* Work to be completed:
Would you extract the whole listing below and retype it exactly?

* Listed records:
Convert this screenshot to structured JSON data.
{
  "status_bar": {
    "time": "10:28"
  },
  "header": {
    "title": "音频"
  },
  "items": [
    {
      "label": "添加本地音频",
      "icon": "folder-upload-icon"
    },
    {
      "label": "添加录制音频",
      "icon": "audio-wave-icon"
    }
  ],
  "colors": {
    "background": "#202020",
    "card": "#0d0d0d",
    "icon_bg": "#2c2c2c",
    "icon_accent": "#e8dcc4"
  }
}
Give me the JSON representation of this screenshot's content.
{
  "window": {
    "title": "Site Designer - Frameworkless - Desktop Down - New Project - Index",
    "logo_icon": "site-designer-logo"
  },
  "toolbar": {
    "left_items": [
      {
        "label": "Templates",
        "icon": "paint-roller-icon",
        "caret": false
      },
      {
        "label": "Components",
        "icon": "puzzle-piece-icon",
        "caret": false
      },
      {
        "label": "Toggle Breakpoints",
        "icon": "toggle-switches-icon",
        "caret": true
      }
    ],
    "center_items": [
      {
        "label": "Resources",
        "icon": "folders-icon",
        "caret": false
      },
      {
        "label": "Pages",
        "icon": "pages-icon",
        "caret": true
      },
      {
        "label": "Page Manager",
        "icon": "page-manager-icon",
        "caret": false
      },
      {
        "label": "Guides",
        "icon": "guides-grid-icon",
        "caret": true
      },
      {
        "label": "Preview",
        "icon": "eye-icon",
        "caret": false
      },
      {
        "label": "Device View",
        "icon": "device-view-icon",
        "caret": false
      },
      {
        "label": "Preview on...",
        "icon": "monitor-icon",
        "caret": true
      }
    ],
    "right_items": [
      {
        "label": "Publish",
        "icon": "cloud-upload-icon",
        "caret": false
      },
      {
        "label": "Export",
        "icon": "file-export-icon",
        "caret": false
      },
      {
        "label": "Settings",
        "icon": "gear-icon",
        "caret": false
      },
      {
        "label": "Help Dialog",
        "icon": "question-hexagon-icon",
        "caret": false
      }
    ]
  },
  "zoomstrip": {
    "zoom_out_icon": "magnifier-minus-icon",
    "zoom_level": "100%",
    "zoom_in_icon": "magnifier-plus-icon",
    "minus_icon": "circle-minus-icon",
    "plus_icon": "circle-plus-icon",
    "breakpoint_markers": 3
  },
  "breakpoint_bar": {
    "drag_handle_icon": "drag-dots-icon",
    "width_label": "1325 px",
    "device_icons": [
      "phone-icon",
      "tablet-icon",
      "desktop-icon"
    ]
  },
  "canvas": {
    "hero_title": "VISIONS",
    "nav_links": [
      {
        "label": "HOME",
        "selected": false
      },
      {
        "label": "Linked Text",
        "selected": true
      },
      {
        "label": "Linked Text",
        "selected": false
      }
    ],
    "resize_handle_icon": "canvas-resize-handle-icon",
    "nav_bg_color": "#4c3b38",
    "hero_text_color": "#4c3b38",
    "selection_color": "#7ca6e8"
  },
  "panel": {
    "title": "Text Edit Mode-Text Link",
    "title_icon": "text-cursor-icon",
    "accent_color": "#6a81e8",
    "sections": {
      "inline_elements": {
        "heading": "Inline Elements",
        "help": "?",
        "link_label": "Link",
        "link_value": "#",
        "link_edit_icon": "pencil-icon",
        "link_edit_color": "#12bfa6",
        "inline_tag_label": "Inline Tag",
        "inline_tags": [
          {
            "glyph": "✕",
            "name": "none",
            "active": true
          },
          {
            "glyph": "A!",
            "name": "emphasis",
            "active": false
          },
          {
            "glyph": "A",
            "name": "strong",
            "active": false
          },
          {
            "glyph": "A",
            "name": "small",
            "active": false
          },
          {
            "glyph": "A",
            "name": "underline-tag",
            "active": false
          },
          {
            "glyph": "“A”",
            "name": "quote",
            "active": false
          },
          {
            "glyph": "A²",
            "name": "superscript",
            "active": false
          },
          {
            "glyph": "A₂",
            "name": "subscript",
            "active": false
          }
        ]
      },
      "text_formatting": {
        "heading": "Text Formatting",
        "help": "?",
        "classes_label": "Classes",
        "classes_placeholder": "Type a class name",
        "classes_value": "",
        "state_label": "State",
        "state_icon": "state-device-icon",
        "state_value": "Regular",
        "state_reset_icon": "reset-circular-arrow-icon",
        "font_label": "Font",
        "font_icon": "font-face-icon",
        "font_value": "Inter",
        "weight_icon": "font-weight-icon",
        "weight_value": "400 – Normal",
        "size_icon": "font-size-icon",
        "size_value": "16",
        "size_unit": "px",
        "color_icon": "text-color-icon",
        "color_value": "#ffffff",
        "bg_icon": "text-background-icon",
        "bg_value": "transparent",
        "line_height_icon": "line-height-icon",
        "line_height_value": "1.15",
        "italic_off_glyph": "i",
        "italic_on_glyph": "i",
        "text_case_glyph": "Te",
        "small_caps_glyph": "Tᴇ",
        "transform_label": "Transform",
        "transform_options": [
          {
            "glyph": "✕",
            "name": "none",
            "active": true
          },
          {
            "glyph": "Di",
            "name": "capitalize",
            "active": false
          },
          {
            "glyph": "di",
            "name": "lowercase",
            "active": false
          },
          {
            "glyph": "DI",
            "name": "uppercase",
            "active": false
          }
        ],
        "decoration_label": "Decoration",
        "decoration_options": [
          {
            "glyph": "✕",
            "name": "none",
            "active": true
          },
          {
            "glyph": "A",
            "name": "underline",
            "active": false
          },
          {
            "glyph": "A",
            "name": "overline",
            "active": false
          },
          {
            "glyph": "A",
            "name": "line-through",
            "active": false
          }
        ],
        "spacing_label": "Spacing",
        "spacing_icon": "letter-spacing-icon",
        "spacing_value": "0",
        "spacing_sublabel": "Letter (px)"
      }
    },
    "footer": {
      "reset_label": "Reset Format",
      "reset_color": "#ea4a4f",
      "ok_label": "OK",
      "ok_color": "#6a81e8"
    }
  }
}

* Finished task:
Convert this screenshot to structured JSON data.
{
  "status_bar": {
    "time": "10:28"
  },
  "header": {
    "title": "音频"
  },
  "items": [
    {
      "label": "添加本地音频",
      "icon": "folder-upload-icon"
    },
    {
      "label": "添加录制音频",
      "icon": "audio-wave-icon"
    }
  ],
  "colors": {
    "background": "#202020",
    "card": "#0d0d0d",
    "icon_bg": "#2c2c2c",
    "icon_accent": "#e8dcc4"
  }
}
Give me the JSON representation of this screenshot's content.
{
  "window": {
    "title": "Site Designer - Frameworkless - Desktop Down - New Project - Index",
    "logo_icon": "site-designer-logo"
  },
  "toolbar": {
    "left_items": [
      {
        "label": "Templates",
        "icon": "paint-roller-icon",
        "caret": false
      },
      {
        "label": "Components",
        "icon": "puzzle-piece-icon",
        "caret": false
      },
      {
        "label": "Toggle Breakpoints",
        "icon": "toggle-switches-icon",
        "caret": true
      }
    ],
    "center_items": [
      {
        "label": "Resources",
        "icon": "folders-icon",
        "caret": false
      },
      {
        "label": "Pages",
        "icon": "pages-icon",
        "caret": true
      },
      {
        "label": "Page Manager",
        "icon": "page-manager-icon",
        "caret": false
      },
      {
        "label": "Guides",
        "icon": "guides-grid-icon",
        "caret": true
      },
      {
        "label": "Preview",
        "icon": "eye-icon",
        "caret": false
      },
      {
        "label": "Device View",
        "icon": "device-view-icon",
        "caret": false
      },
      {
        "label": "Preview on...",
        "icon": "monitor-icon",
        "caret": true
      }
    ],
    "right_items": [
      {
        "label": "Publish",
        "icon": "cloud-upload-icon",
        "caret": false
      },
      {
        "label": "Export",
        "icon": "file-export-icon",
        "caret": false
      },
      {
        "label": "Settings",
        "icon": "gear-icon",
        "caret": false
      },
      {
        "label": "Help Dialog",
        "icon": "question-hexagon-icon",
        "caret": false
      }
    ]
  },
  "zoomstrip": {
    "zoom_out_icon": "magnifier-minus-icon",
    "zoom_level": "100%",
    "zoom_in_icon": "magnifier-plus-icon",
    "minus_icon": "circle-minus-icon",
    "plus_icon": "circle-plus-icon",
    "breakpoint_markers": 3
  },
  "breakpoint_bar": {
    "drag_handle_icon": "drag-dots-icon",
    "width_label": "1325 px",
    "device_icons": [
      "phone-icon",
      "tablet-icon",
      "desktop-icon"
    ]
  },
  "canvas": {
    "hero_title": "VISIONS",
    "nav_links": [
      {
        "label": "HOME",
        "selected": false
      },
      {
        "label": "Linked Text",
        "selected": true
      },
      {
        "label": "Linked Text",
        "selected": false
      }
    ],
    "resize_handle_icon": "canvas-resize-handle-icon",
    "nav_bg_color": "#4c3b38",
    "hero_text_color": "#4c3b38",
    "selection_color": "#7ca6e8"
  },
  "panel": {
    "title": "Text Edit Mode-Text Link",
    "title_icon": "text-cursor-icon",
    "accent_color": "#6a81e8",
    "sections": {
      "inline_elements": {
        "heading": "Inline Elements",
        "help": "?",
        "link_label": "Link",
        "link_value": "#",
        "link_edit_icon": "pencil-icon",
        "link_edit_color": "#12bfa6",
        "inline_tag_label": "Inline Tag",
        "inline_tags": [
          {
            "glyph": "✕",
            "name": "none",
            "active": true
          },
          {
            "glyph": "A!",
            "name": "emphasis",
            "active": false
          },
          {
            "glyph": "A",
            "name": "strong",
            "active": false
          },
          {
            "glyph": "A",
            "name": "small",
            "active": false
          },
          {
            "glyph": "A",
            "name": "underline-tag",
            "active": false
          },
          {
            "glyph": "“A”",
            "name": "quote",
            "active": false
          },
          {
            "glyph": "A²",
            "name": "superscript",
            "active": false
          },
          {
            "glyph": "A₂",
            "name": "subscript",
            "active": false
          }
        ]
      },
      "text_formatting": {
        "heading": "Text Formatting",
        "help": "?",
        "classes_label": "Classes",
        "classes_placeholder": "Type a class name",
        "classes_value": "",
        "state_label": "State",
        "state_icon": "state-device-icon",
        "state_value": "Regular",
        "state_reset_icon": "reset-circular-arrow-icon",
        "font_label": "Font",
        "font_icon": "font-face-icon",
        "font_value": "Inter",
        "weight_icon": "font-weight-icon",
        "weight_value": "400 – Normal",
        "size_icon": "font-size-icon",
        "size_value": "16",
        "size_unit": "px",
        "color_icon": "text-color-icon",
        "color_value": "#ffffff",
        "bg_icon": "text-background-icon",
        "bg_value": "transparent",
        "line_height_icon": "line-height-icon",
        "line_height_value": "1.15",
        "italic_off_glyph": "i",
        "italic_on_glyph": "i",
        "text_case_glyph": "Te",
        "small_caps_glyph": "Tᴇ",
        "transform_label": "Transform",
        "transform_options": [
          {
            "glyph": "✕",
            "name": "none",
            "active": true
          },
          {
            "glyph": "Di",
            "name": "capitalize",
            "active": false
          },
          {
            "glyph": "di",
            "name": "lowercase",
            "active": false
          },
          {
            "glyph": "DI",
            "name": "uppercase",
            "active": false
          }
        ],
        "decoration_label": "Decoration",
        "decoration_options": [
          {
            "glyph": "✕",
            "name": "none",
            "active": true
          },
          {
            "glyph": "A",
            "name": "underline",
            "active": false
          },
          {
            "glyph": "A",
            "name": "overline",
            "active": false
          },
          {
            "glyph": "A",
            "name": "line-through",
            "active": false
          }
        ],
        "spacing_label": "Spacing",
        "spacing_icon": "letter-spacing-icon",
        "spacing_value": "0",
        "spacing_sublabel": "Letter (px)"
      }
    },
    "footer": {
      "reset_label": "Reset Format",
      "reset_color": "#ea4a4f",
      "ok_label": "OK",
      "ok_color": "#6a81e8"
    }
  }
}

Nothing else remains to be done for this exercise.